> [EXERCISE]
Return each line of the listing below, unchanged, and omit the images.

> [Extracted data entries]
----------
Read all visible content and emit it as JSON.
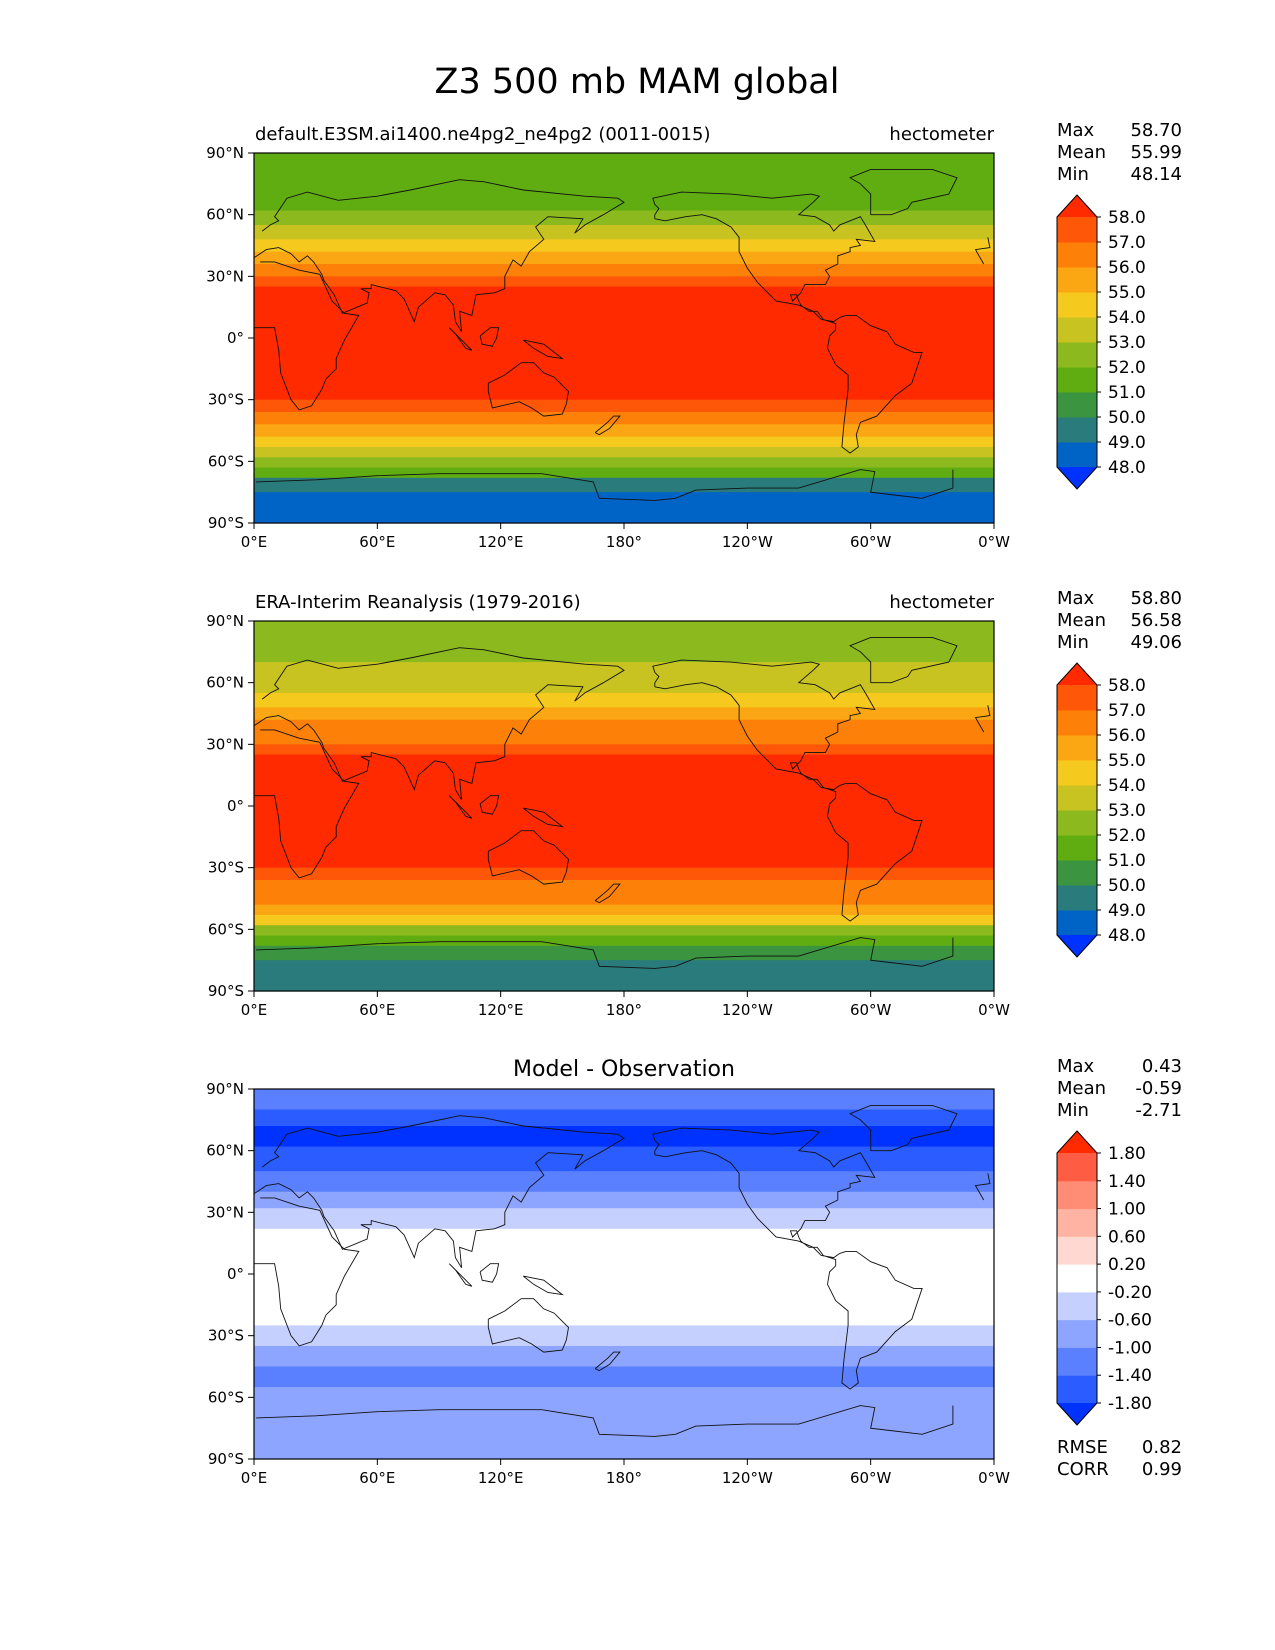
{
  "suptitle": "Z3 500 mb MAM global",
  "colors": {
    "test_levels": [
      "#0032ff",
      "#0063c6",
      "#2a7c7c",
      "#3a9440",
      "#60ad12",
      "#8cba1e",
      "#c8c321",
      "#f5c91d",
      "#fba714",
      "#fd8009",
      "#fe5707",
      "#ff2a00"
    ],
    "diff_levels": [
      "#0032ff",
      "#2a5cff",
      "#5a80ff",
      "#8ea5ff",
      "#c5d0ff",
      "#ffffff",
      "#ffd9d1",
      "#ffb3a3",
      "#ff8c75",
      "#ff5c44",
      "#ff2a00"
    ]
  },
  "chart_data": [
    {
      "type": "heatmap",
      "panel": "test",
      "title_left": "default.E3SM.ai1400.ne4pg2_ne4pg2 (0011-0015)",
      "title_right": "hectometer",
      "x_ticks": [
        "0°E",
        "60°E",
        "120°E",
        "180°",
        "120°W",
        "60°W",
        "0°W"
      ],
      "y_ticks": [
        "90°N",
        "60°N",
        "30°N",
        "0°",
        "30°S",
        "60°S",
        "90°S"
      ],
      "xlim": [
        0,
        360
      ],
      "ylim": [
        -90,
        90
      ],
      "levels": [
        "48.0",
        "49.0",
        "50.0",
        "51.0",
        "52.0",
        "53.0",
        "54.0",
        "55.0",
        "56.0",
        "57.0",
        "58.0"
      ],
      "stats": {
        "labels": [
          "Max",
          "Mean",
          "Min"
        ],
        "values": [
          "58.70",
          "55.99",
          "48.14"
        ]
      },
      "zonal_profile": {
        "lat": [
          90,
          80,
          70,
          62,
          55,
          48,
          42,
          36,
          30,
          25,
          -25,
          -30,
          -36,
          -42,
          -48,
          -53,
          -58,
          -63,
          -68,
          -75,
          -90
        ],
        "value": [
          51.3,
          51.6,
          51.9,
          52.6,
          53.6,
          54.6,
          55.6,
          56.6,
          57.4,
          58.2,
          58.2,
          57.4,
          56.6,
          55.6,
          54.4,
          53.2,
          52.1,
          51.0,
          49.8,
          48.6,
          48.4
        ]
      }
    },
    {
      "type": "heatmap",
      "panel": "reference",
      "title_left": "ERA-Interim Reanalysis (1979-2016)",
      "title_right": "hectometer",
      "x_ticks": [
        "0°E",
        "60°E",
        "120°E",
        "180°",
        "120°W",
        "60°W",
        "0°W"
      ],
      "y_ticks": [
        "90°N",
        "60°N",
        "30°N",
        "0°",
        "30°S",
        "60°S",
        "90°S"
      ],
      "xlim": [
        0,
        360
      ],
      "ylim": [
        -90,
        90
      ],
      "levels": [
        "48.0",
        "49.0",
        "50.0",
        "51.0",
        "52.0",
        "53.0",
        "54.0",
        "55.0",
        "56.0",
        "57.0",
        "58.0"
      ],
      "stats": {
        "labels": [
          "Max",
          "Mean",
          "Min"
        ],
        "values": [
          "58.80",
          "56.58",
          "49.06"
        ]
      },
      "zonal_profile": {
        "lat": [
          90,
          80,
          70,
          62,
          55,
          48,
          42,
          36,
          30,
          25,
          -25,
          -30,
          -36,
          -42,
          -48,
          -53,
          -58,
          -63,
          -68,
          -75,
          -90
        ],
        "value": [
          52.6,
          52.9,
          53.2,
          53.8,
          54.6,
          55.4,
          56.2,
          56.9,
          57.5,
          58.2,
          58.2,
          57.5,
          56.8,
          56.0,
          55.0,
          54.0,
          52.9,
          51.8,
          50.6,
          49.5,
          49.4
        ]
      }
    },
    {
      "type": "heatmap",
      "panel": "difference",
      "title_center": "Model - Observation",
      "x_ticks": [
        "0°E",
        "60°E",
        "120°E",
        "180°",
        "120°W",
        "60°W",
        "0°W"
      ],
      "y_ticks": [
        "90°N",
        "60°N",
        "30°N",
        "0°",
        "30°S",
        "60°S",
        "90°S"
      ],
      "xlim": [
        0,
        360
      ],
      "ylim": [
        -90,
        90
      ],
      "levels": [
        "-1.80",
        "-1.40",
        "-1.00",
        "-0.60",
        "-0.20",
        "0.20",
        "0.60",
        "1.00",
        "1.40",
        "1.80"
      ],
      "stats": {
        "labels": [
          "Max",
          "Mean",
          "Min"
        ],
        "values": [
          "0.43",
          "-0.59",
          "-2.71"
        ]
      },
      "metrics": {
        "labels": [
          "RMSE",
          "CORR"
        ],
        "values": [
          "0.82",
          "0.99"
        ]
      },
      "zonal_profile": {
        "lat": [
          90,
          80,
          72,
          62,
          50,
          40,
          32,
          22,
          10,
          -5,
          -15,
          -25,
          -35,
          -45,
          -55,
          -65,
          -75,
          -90
        ],
        "value": [
          -1.2,
          -1.5,
          -1.9,
          -1.6,
          -1.1,
          -0.7,
          -0.4,
          -0.1,
          0.0,
          0.0,
          -0.2,
          -0.5,
          -0.9,
          -1.2,
          -0.9,
          -0.8,
          -1.0,
          -1.0
        ]
      }
    }
  ]
}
----------
> [TASK RESPONSE]
Read all visible content and emit it as JSON.
{
  "suptitle": "Z3 500 mb MAM global",
  "colors": {
    "test_levels": [
      "#0032ff",
      "#0063c6",
      "#2a7c7c",
      "#3a9440",
      "#60ad12",
      "#8cba1e",
      "#c8c321",
      "#f5c91d",
      "#fba714",
      "#fd8009",
      "#fe5707",
      "#ff2a00"
    ],
    "diff_levels": [
      "#0032ff",
      "#2a5cff",
      "#5a80ff",
      "#8ea5ff",
      "#c5d0ff",
      "#ffffff",
      "#ffd9d1",
      "#ffb3a3",
      "#ff8c75",
      "#ff5c44",
      "#ff2a00"
    ]
  },
  "chart_data": [
    {
      "type": "heatmap",
      "panel": "test",
      "title_left": "default.E3SM.ai1400.ne4pg2_ne4pg2 (0011-0015)",
      "title_right": "hectometer",
      "x_ticks": [
        "0°E",
        "60°E",
        "120°E",
        "180°",
        "120°W",
        "60°W",
        "0°W"
      ],
      "y_ticks": [
        "90°N",
        "60°N",
        "30°N",
        "0°",
        "30°S",
        "60°S",
        "90°S"
      ],
      "xlim": [
        0,
        360
      ],
      "ylim": [
        -90,
        90
      ],
      "levels": [
        "48.0",
        "49.0",
        "50.0",
        "51.0",
        "52.0",
        "53.0",
        "54.0",
        "55.0",
        "56.0",
        "57.0",
        "58.0"
      ],
      "stats": {
        "labels": [
          "Max",
          "Mean",
          "Min"
        ],
        "values": [
          "58.70",
          "55.99",
          "48.14"
        ]
      },
      "zonal_profile": {
        "lat": [
          90,
          80,
          70,
          62,
          55,
          48,
          42,
          36,
          30,
          25,
          -25,
          -30,
          -36,
          -42,
          -48,
          -53,
          -58,
          -63,
          -68,
          -75,
          -90
        ],
        "value": [
          51.3,
          51.6,
          51.9,
          52.6,
          53.6,
          54.6,
          55.6,
          56.6,
          57.4,
          58.2,
          58.2,
          57.4,
          56.6,
          55.6,
          54.4,
          53.2,
          52.1,
          51.0,
          49.8,
          48.6,
          48.4
        ]
      }
    },
    {
      "type": "heatmap",
      "panel": "reference",
      "title_left": "ERA-Interim Reanalysis (1979-2016)",
      "title_right": "hectometer",
      "x_ticks": [
        "0°E",
        "60°E",
        "120°E",
        "180°",
        "120°W",
        "60°W",
        "0°W"
      ],
      "y_ticks": [
        "90°N",
        "60°N",
        "30°N",
        "0°",
        "30°S",
        "60°S",
        "90°S"
      ],
      "xlim": [
        0,
        360
      ],
      "ylim": [
        -90,
        90
      ],
      "levels": [
        "48.0",
        "49.0",
        "50.0",
        "51.0",
        "52.0",
        "53.0",
        "54.0",
        "55.0",
        "56.0",
        "57.0",
        "58.0"
      ],
      "stats": {
        "labels": [
          "Max",
          "Mean",
          "Min"
        ],
        "values": [
          "58.80",
          "56.58",
          "49.06"
        ]
      },
      "zonal_profile": {
        "lat": [
          90,
          80,
          70,
          62,
          55,
          48,
          42,
          36,
          30,
          25,
          -25,
          -30,
          -36,
          -42,
          -48,
          -53,
          -58,
          -63,
          -68,
          -75,
          -90
        ],
        "value": [
          52.6,
          52.9,
          53.2,
          53.8,
          54.6,
          55.4,
          56.2,
          56.9,
          57.5,
          58.2,
          58.2,
          57.5,
          56.8,
          56.0,
          55.0,
          54.0,
          52.9,
          51.8,
          50.6,
          49.5,
          49.4
        ]
      }
    },
    {
      "type": "heatmap",
      "panel": "difference",
      "title_center": "Model - Observation",
      "x_ticks": [
        "0°E",
        "60°E",
        "120°E",
        "180°",
        "120°W",
        "60°W",
        "0°W"
      ],
      "y_ticks": [
        "90°N",
        "60°N",
        "30°N",
        "0°",
        "30°S",
        "60°S",
        "90°S"
      ],
      "xlim": [
        0,
        360
      ],
      "ylim": [
        -90,
        90
      ],
      "levels": [
        "-1.80",
        "-1.40",
        "-1.00",
        "-0.60",
        "-0.20",
        "0.20",
        "0.60",
        "1.00",
        "1.40",
        "1.80"
      ],
      "stats": {
        "labels": [
          "Max",
          "Mean",
          "Min"
        ],
        "values": [
          "0.43",
          "-0.59",
          "-2.71"
        ]
      },
      "metrics": {
        "labels": [
          "RMSE",
          "CORR"
        ],
        "values": [
          "0.82",
          "0.99"
        ]
      },
      "zonal_profile": {
        "lat": [
          90,
          80,
          72,
          62,
          50,
          40,
          32,
          22,
          10,
          -5,
          -15,
          -25,
          -35,
          -45,
          -55,
          -65,
          -75,
          -90
        ],
        "value": [
          -1.2,
          -1.5,
          -1.9,
          -1.6,
          -1.1,
          -0.7,
          -0.4,
          -0.1,
          0.0,
          0.0,
          -0.2,
          -0.5,
          -0.9,
          -1.2,
          -0.9,
          -0.8,
          -1.0,
          -1.0
        ]
      }
    }
  ]
}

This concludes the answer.